-- begin --

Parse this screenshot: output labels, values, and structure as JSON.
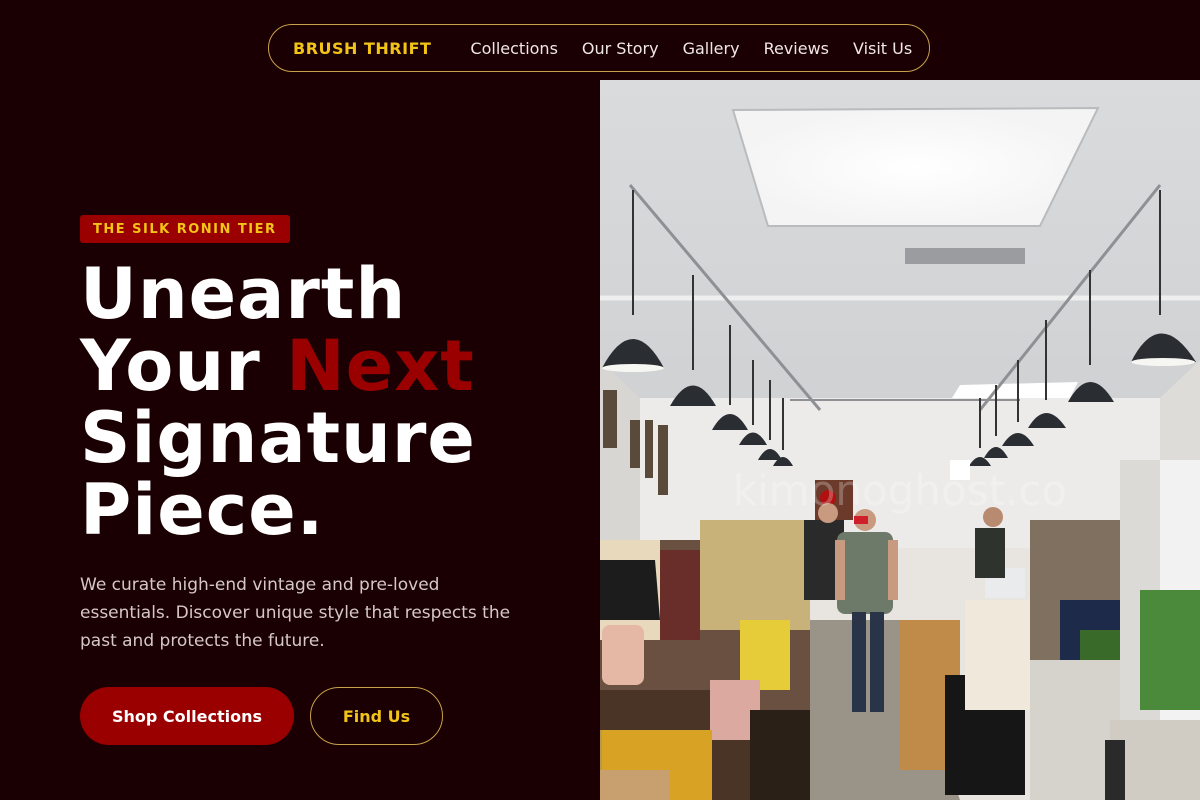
{
  "nav": {
    "brand": "BRUSH THRIFT",
    "links": [
      "Collections",
      "Our Story",
      "Gallery",
      "Reviews",
      "Visit Us"
    ]
  },
  "hero": {
    "badge": "THE SILK RONIN TIER",
    "headline_line1": "Unearth",
    "headline_line2_start": "Your ",
    "headline_accent": "Next",
    "headline_line3": "Signature",
    "headline_line4": "Piece.",
    "description": "We curate high-end vintage and pre-loved essentials. Discover unique style that respects the past and protects the future.",
    "primary_button": "Shop Collections",
    "secondary_button": "Find Us"
  },
  "photo": {
    "watermark": "kimonoghost.co"
  },
  "colors": {
    "background": "#1a0003",
    "accent_red": "#9b0000",
    "accent_gold": "#f2c418",
    "border_gold": "#c9a14a"
  }
}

-- end --

INSTRUCTIONS FOR THE TASK: Tally up the lines holding the word "Collections" in the data above, and answer with that figure only.

SOLUTION TO THE PROBLEM: 2